Drop the pictures, then extract the listing word for word.
+++ DATA TO PROCESS +++
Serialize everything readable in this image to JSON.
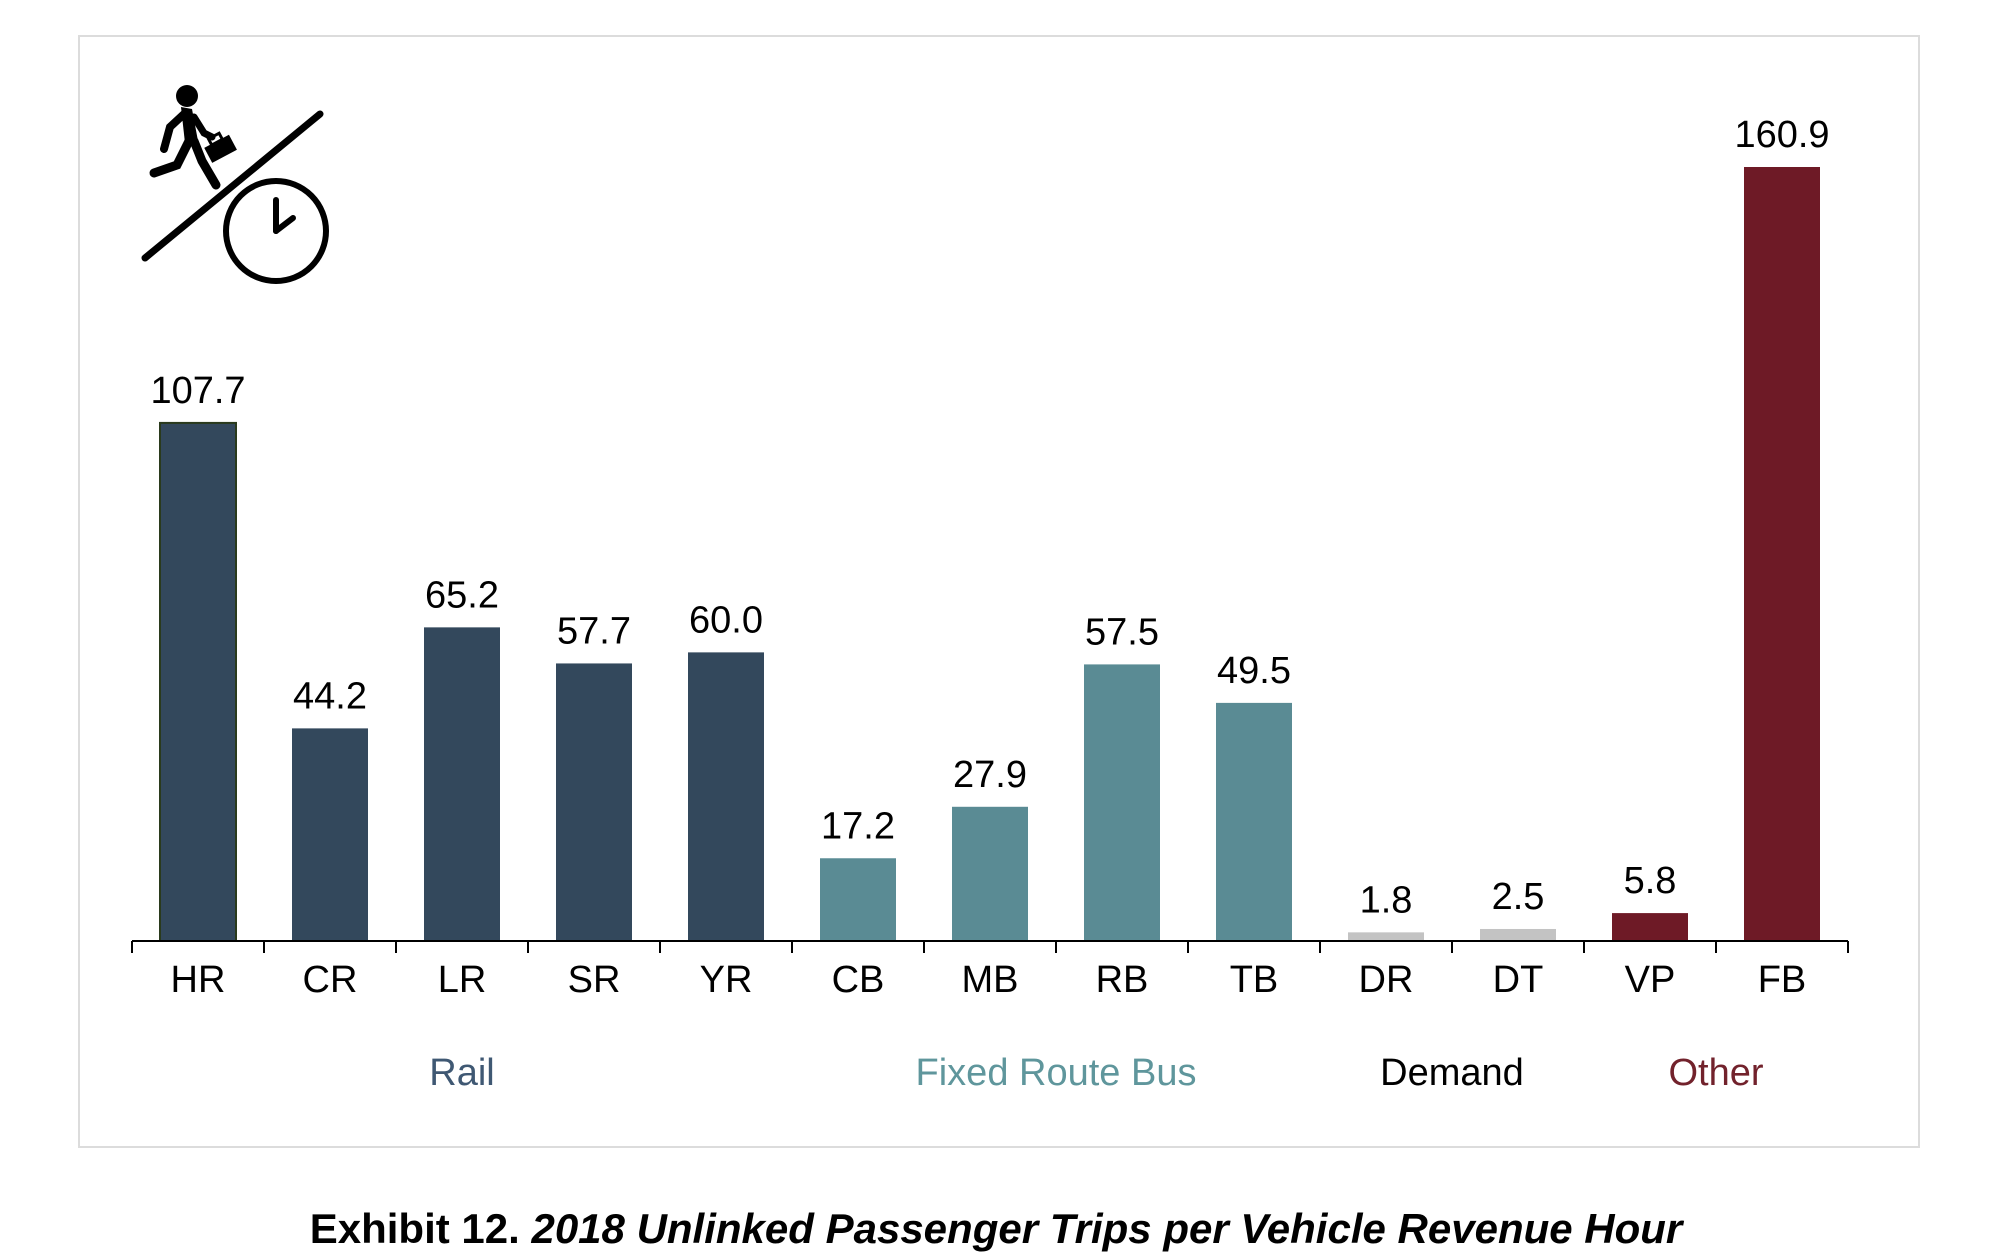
{
  "chart_data": {
    "type": "bar",
    "categories": [
      "HR",
      "CR",
      "LR",
      "SR",
      "YR",
      "CB",
      "MB",
      "RB",
      "TB",
      "DR",
      "DT",
      "VP",
      "FB"
    ],
    "values": [
      107.7,
      44.2,
      65.2,
      57.7,
      60.0,
      17.2,
      27.9,
      57.5,
      49.5,
      1.8,
      2.5,
      5.8,
      160.9
    ],
    "value_labels": [
      "107.7",
      "44.2",
      "65.2",
      "57.7",
      "60.0",
      "17.2",
      "27.9",
      "57.5",
      "49.5",
      "1.8",
      "2.5",
      "5.8",
      "160.9"
    ],
    "groups": [
      {
        "label": "Rail",
        "categories": [
          "HR",
          "CR",
          "LR",
          "SR",
          "YR"
        ],
        "color": "#33485c"
      },
      {
        "label": "Fixed Route Bus",
        "categories": [
          "CB",
          "MB",
          "RB",
          "TB"
        ],
        "color": "#5a8b94"
      },
      {
        "label": "Demand",
        "categories": [
          "DR",
          "DT"
        ],
        "color": "#c3c3c3"
      },
      {
        "label": "Other",
        "categories": [
          "VP",
          "FB"
        ],
        "color": "#6e1a26"
      }
    ],
    "group_label_colors": [
      "#3f5873",
      "#5f969c",
      "#000000",
      "#72222c"
    ],
    "ylim": [
      0,
      170
    ],
    "grid": false,
    "legend": "none",
    "icon": "commuter-per-clock-icon"
  },
  "caption": {
    "prefix": "Exhibit 12.",
    "title": "2018 Unlinked Passenger Trips per Vehicle Revenue Hour"
  }
}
+++
-- ANSWER TO THE PROBLEM --
Serialize everything readable in this image to JSON.
{
  "chart_data": {
    "type": "bar",
    "categories": [
      "HR",
      "CR",
      "LR",
      "SR",
      "YR",
      "CB",
      "MB",
      "RB",
      "TB",
      "DR",
      "DT",
      "VP",
      "FB"
    ],
    "values": [
      107.7,
      44.2,
      65.2,
      57.7,
      60.0,
      17.2,
      27.9,
      57.5,
      49.5,
      1.8,
      2.5,
      5.8,
      160.9
    ],
    "value_labels": [
      "107.7",
      "44.2",
      "65.2",
      "57.7",
      "60.0",
      "17.2",
      "27.9",
      "57.5",
      "49.5",
      "1.8",
      "2.5",
      "5.8",
      "160.9"
    ],
    "groups": [
      {
        "label": "Rail",
        "categories": [
          "HR",
          "CR",
          "LR",
          "SR",
          "YR"
        ],
        "color": "#33485c"
      },
      {
        "label": "Fixed Route Bus",
        "categories": [
          "CB",
          "MB",
          "RB",
          "TB"
        ],
        "color": "#5a8b94"
      },
      {
        "label": "Demand",
        "categories": [
          "DR",
          "DT"
        ],
        "color": "#c3c3c3"
      },
      {
        "label": "Other",
        "categories": [
          "VP",
          "FB"
        ],
        "color": "#6e1a26"
      }
    ],
    "group_label_colors": [
      "#3f5873",
      "#5f969c",
      "#000000",
      "#72222c"
    ],
    "ylim": [
      0,
      170
    ],
    "grid": false,
    "legend": "none",
    "icon": "commuter-per-clock-icon"
  },
  "caption": {
    "prefix": "Exhibit 12.",
    "title": "2018 Unlinked Passenger Trips per Vehicle Revenue Hour"
  }
}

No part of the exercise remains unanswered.